Figure record listings:
⟨

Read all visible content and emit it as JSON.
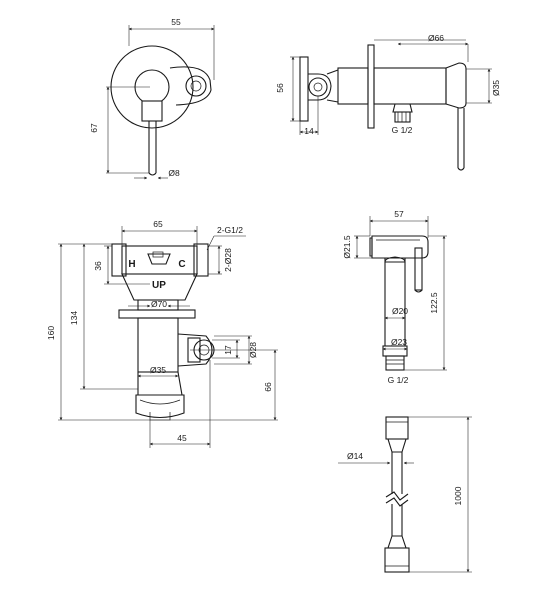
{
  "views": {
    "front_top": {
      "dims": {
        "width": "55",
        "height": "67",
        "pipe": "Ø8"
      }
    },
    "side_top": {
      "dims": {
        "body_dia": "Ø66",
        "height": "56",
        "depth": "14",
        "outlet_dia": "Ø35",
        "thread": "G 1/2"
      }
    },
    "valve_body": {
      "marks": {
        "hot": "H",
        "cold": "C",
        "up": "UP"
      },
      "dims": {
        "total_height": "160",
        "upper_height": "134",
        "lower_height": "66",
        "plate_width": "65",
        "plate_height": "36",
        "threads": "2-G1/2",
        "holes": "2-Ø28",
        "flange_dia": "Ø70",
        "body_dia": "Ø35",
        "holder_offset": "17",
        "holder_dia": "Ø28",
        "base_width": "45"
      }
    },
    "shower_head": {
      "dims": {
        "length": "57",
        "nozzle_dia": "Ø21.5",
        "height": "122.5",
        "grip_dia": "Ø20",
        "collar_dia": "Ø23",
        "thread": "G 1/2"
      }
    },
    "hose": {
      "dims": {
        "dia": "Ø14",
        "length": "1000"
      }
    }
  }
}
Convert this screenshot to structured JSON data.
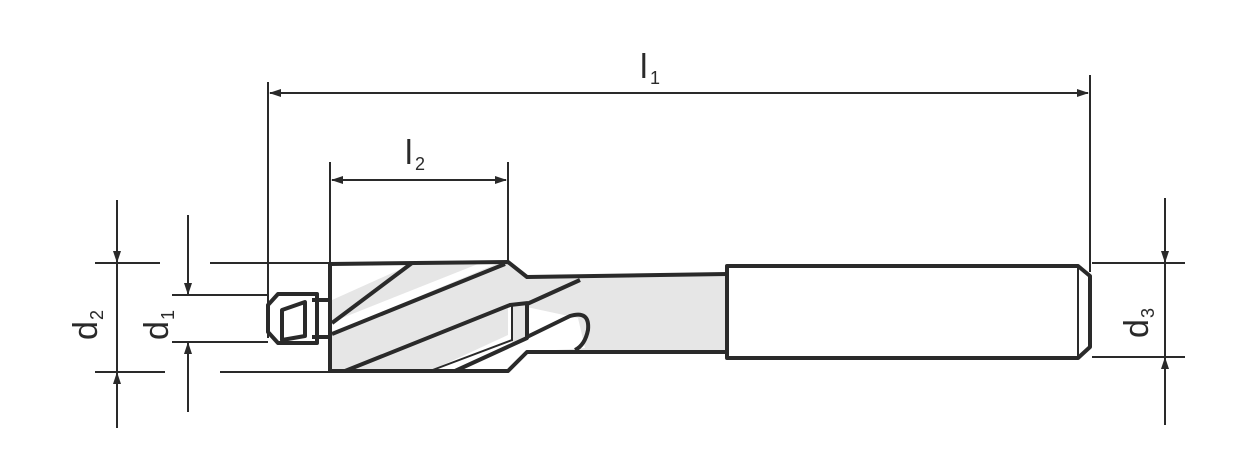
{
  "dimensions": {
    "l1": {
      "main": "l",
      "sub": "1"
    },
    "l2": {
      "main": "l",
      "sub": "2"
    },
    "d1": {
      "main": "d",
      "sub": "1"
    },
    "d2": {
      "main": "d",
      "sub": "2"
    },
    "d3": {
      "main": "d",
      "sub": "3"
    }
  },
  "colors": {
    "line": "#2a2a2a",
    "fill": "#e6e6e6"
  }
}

⟩
⟨

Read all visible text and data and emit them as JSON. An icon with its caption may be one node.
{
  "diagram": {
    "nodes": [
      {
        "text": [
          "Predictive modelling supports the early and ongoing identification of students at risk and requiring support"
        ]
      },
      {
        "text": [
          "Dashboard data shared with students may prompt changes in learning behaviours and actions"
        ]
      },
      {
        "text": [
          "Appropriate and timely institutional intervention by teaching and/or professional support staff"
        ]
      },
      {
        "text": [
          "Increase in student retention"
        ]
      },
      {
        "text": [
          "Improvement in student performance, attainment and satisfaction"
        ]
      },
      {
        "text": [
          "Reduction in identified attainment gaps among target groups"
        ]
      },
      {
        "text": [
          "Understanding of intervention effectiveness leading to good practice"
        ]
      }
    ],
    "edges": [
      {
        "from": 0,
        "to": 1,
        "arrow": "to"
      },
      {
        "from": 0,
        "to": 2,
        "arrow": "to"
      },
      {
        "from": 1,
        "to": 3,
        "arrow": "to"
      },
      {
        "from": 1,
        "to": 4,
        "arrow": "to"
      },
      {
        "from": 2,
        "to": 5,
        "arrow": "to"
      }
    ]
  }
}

⟩

### PROMPT
Your task is to gather every line with the word "support" and copy it.

### COMPLETE RESPONSE
          "Predictive modelling supports the early and ongoing identification of students at risk and requiring support"
          "Appropriate and timely institutional intervention by teaching and/or professional support staff"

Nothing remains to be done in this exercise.